╭─ Records
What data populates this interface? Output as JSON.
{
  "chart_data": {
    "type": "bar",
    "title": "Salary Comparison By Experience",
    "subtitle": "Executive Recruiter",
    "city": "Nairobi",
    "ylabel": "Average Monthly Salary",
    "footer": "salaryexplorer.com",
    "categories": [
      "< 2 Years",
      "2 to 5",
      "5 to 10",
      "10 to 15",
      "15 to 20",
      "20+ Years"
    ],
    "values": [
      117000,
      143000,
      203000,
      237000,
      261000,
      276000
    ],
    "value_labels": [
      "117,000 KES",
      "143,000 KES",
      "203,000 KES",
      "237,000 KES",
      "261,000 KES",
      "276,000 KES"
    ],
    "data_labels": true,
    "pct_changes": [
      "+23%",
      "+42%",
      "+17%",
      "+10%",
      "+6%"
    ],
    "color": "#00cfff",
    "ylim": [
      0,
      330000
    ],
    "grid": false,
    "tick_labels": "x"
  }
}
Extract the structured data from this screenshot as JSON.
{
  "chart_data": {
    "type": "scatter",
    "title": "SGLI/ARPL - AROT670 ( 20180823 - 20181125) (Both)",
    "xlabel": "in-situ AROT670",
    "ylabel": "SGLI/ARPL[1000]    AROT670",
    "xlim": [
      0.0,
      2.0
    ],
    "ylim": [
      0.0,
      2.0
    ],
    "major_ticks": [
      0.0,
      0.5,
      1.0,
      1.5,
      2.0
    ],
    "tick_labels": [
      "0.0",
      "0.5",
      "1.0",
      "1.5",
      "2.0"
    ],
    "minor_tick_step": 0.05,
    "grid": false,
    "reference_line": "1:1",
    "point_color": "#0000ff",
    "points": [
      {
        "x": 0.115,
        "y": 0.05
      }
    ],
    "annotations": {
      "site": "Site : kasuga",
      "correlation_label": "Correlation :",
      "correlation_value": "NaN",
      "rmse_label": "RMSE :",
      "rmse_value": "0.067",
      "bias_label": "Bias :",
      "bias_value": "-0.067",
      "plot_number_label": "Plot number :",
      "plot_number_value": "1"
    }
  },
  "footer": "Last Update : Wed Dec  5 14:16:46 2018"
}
╰─
▶ **Written instruction**: Each line of the material above needs to be quoted exactly, please.

▶ **Answer to this task**:
What data populates this interface? Output as JSON.
{
  "chart_data": {
    "type": "bar",
    "title": "Salary Comparison By Experience",
    "subtitle": "Executive Recruiter",
    "city": "Nairobi",
    "ylabel": "Average Monthly Salary",
    "footer": "salaryexplorer.com",
    "categories": [
      "< 2 Years",
      "2 to 5",
      "5 to 10",
      "10 to 15",
      "15 to 20",
      "20+ Years"
    ],
    "values": [
      117000,
      143000,
      203000,
      237000,
      261000,
      276000
    ],
    "value_labels": [
      "117,000 KES",
      "143,000 KES",
      "203,000 KES",
      "237,000 KES",
      "261,000 KES",
      "276,000 KES"
    ],
    "data_labels": true,
    "pct_changes": [
      "+23%",
      "+42%",
      "+17%",
      "+10%",
      "+6%"
    ],
    "color": "#00cfff",
    "ylim": [
      0,
      330000
    ],
    "grid": false,
    "tick_labels": "x"
  }
}
Extract the structured data from this screenshot as JSON.
{
  "chart_data": {
    "type": "scatter",
    "title": "SGLI/ARPL - AROT670 ( 20180823 - 20181125) (Both)",
    "xlabel": "in-situ AROT670",
    "ylabel": "SGLI/ARPL[1000]    AROT670",
    "xlim": [
      0.0,
      2.0
    ],
    "ylim": [
      0.0,
      2.0
    ],
    "major_ticks": [
      0.0,
      0.5,
      1.0,
      1.5,
      2.0
    ],
    "tick_labels": [
      "0.0",
      "0.5",
      "1.0",
      "1.5",
      "2.0"
    ],
    "minor_tick_step": 0.05,
    "grid": false,
    "reference_line": "1:1",
    "point_color": "#0000ff",
    "points": [
      {
        "x": 0.115,
        "y": 0.05
      }
    ],
    "annotations": {
      "site": "Site : kasuga",
      "correlation_label": "Correlation :",
      "correlation_value": "NaN",
      "rmse_label": "RMSE :",
      "rmse_value": "0.067",
      "bias_label": "Bias :",
      "bias_value": "-0.067",
      "plot_number_label": "Plot number :",
      "plot_number_value": "1"
    }
  },
  "footer": "Last Update : Wed Dec  5 14:16:46 2018"
}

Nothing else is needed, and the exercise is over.